(Records from a collection)

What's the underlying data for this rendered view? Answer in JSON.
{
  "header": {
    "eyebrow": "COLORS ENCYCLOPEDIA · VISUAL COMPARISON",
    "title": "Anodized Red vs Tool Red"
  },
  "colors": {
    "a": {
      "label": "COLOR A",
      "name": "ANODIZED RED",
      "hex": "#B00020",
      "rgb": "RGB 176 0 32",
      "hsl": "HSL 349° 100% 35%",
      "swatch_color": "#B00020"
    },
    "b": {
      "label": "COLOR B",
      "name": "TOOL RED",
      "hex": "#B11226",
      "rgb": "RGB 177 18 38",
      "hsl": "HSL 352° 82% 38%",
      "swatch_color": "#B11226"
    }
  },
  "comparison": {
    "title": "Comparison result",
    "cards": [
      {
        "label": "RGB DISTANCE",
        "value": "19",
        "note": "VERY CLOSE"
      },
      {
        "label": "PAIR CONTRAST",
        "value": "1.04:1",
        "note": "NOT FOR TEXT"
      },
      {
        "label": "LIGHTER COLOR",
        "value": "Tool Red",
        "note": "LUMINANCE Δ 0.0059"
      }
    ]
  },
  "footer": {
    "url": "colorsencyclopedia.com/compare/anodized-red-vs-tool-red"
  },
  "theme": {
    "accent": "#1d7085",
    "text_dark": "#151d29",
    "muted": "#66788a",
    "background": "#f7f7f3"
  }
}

Short task.
Which lines above contain the word "note"? Copy each of them.

Answer to the problem.
        "note": "VERY CLOSE"
        "note": "NOT FOR TEXT"
        "note": "LUMINANCE Δ 0.0059"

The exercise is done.